Stated problem: Report how many lines in the records hold the string "time"; give the number and nothing else.

Data to use:
★ ★ ★ ★ ★

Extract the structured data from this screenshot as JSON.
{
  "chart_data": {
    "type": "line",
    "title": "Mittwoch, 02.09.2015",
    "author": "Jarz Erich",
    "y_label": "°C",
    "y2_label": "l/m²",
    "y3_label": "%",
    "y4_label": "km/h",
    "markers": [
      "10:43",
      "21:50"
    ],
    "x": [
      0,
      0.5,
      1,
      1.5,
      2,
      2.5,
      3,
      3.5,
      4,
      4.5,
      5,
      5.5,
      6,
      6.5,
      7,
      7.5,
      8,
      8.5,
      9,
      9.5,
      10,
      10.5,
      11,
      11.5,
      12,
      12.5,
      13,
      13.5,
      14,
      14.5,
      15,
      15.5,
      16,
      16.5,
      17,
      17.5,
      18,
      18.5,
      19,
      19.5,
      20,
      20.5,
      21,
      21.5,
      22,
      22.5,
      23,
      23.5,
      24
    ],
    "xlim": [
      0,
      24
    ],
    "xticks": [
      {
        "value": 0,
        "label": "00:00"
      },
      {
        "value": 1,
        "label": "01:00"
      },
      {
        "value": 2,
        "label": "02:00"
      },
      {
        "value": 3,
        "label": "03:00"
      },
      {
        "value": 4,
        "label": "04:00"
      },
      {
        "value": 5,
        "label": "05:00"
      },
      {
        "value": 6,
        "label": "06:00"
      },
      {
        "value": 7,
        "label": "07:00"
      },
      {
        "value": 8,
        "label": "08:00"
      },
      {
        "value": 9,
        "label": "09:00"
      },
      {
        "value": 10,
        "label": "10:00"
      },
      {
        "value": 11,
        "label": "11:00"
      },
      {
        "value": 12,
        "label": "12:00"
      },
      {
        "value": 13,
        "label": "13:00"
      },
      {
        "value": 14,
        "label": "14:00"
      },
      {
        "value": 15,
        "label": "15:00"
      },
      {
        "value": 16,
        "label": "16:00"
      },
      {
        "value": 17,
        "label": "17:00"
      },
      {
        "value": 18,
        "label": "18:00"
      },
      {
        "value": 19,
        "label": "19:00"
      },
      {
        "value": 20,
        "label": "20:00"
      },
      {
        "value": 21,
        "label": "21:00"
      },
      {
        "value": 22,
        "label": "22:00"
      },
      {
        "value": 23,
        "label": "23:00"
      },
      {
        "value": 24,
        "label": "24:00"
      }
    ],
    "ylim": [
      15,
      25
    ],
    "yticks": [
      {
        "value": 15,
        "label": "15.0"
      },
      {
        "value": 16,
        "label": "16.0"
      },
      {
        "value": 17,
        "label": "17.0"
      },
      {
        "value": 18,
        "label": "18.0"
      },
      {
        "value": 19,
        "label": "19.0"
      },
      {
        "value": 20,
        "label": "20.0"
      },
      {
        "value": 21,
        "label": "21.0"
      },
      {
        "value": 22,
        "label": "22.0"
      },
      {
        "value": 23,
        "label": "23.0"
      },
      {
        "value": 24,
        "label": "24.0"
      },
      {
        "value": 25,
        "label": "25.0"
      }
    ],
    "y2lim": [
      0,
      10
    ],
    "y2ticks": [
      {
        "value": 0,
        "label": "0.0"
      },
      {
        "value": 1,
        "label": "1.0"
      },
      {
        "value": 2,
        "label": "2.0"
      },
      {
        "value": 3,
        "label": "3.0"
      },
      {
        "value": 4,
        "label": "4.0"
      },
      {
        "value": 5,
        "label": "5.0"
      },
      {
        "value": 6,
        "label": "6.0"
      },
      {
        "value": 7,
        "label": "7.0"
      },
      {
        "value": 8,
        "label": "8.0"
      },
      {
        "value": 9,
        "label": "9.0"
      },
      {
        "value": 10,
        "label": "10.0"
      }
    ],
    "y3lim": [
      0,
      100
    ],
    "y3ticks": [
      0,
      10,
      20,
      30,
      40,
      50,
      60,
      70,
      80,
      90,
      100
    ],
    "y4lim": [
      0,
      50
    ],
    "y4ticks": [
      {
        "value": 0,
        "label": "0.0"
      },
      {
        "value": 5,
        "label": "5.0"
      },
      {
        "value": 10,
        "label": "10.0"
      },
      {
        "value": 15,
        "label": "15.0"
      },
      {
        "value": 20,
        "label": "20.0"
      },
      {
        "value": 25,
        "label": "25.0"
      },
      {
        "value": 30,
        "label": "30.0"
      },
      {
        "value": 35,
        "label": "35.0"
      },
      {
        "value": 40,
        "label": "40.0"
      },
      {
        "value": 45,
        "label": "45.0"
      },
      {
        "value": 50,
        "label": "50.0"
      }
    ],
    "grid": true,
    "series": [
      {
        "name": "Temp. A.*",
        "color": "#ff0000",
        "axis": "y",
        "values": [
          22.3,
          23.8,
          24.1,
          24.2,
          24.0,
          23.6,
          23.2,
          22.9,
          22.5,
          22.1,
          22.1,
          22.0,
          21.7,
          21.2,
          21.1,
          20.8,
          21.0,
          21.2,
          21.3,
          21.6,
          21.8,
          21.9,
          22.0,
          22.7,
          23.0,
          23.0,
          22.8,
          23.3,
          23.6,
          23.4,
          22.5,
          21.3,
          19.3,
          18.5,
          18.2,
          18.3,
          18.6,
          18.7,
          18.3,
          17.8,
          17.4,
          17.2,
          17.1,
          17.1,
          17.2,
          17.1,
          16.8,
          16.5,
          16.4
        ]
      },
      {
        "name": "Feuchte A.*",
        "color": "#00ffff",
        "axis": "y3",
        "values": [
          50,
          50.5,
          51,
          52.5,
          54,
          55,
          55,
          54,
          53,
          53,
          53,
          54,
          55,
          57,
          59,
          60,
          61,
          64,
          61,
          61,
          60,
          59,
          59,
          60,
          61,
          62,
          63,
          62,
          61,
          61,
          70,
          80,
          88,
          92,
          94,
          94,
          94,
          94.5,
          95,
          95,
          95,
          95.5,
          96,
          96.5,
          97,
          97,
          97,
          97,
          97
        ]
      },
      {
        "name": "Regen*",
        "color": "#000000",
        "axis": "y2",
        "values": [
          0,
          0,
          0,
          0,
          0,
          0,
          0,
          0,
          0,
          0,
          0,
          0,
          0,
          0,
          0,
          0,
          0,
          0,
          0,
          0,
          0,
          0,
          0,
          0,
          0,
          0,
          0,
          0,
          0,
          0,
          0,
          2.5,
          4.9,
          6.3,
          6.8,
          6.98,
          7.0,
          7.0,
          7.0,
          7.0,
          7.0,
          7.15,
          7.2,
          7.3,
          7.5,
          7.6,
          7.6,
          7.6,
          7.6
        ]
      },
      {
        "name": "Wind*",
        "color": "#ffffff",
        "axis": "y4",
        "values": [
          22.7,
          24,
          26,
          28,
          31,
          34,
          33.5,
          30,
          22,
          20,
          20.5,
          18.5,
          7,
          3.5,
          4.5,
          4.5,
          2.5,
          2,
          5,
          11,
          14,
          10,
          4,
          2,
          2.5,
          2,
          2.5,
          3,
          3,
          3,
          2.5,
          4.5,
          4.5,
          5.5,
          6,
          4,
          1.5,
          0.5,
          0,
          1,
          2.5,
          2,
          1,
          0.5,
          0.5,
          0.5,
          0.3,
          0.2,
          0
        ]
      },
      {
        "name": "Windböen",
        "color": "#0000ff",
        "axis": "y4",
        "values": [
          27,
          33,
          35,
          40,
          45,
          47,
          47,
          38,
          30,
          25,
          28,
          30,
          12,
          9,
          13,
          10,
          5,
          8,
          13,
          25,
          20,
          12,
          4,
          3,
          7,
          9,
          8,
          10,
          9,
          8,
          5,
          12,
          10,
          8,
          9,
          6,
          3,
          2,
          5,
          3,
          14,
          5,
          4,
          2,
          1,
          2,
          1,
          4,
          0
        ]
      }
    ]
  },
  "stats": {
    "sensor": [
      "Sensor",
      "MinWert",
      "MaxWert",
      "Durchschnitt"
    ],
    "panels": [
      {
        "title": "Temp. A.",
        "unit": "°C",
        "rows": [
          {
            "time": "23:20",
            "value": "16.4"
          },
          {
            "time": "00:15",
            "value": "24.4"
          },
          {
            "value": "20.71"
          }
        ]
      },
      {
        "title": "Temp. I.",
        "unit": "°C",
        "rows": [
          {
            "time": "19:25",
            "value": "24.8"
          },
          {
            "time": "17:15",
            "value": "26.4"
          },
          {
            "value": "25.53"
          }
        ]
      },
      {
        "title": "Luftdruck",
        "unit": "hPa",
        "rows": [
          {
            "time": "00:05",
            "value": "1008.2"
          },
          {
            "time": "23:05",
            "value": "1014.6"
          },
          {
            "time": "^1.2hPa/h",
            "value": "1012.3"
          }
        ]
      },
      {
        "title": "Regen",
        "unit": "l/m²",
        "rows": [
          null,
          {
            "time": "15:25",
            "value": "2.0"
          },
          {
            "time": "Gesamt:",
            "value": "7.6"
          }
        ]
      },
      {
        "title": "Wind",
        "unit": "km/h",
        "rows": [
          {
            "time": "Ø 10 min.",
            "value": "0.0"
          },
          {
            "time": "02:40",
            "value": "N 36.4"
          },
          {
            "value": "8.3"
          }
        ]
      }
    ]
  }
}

★ ★ ★ ★ ★

Answer to this problem: 11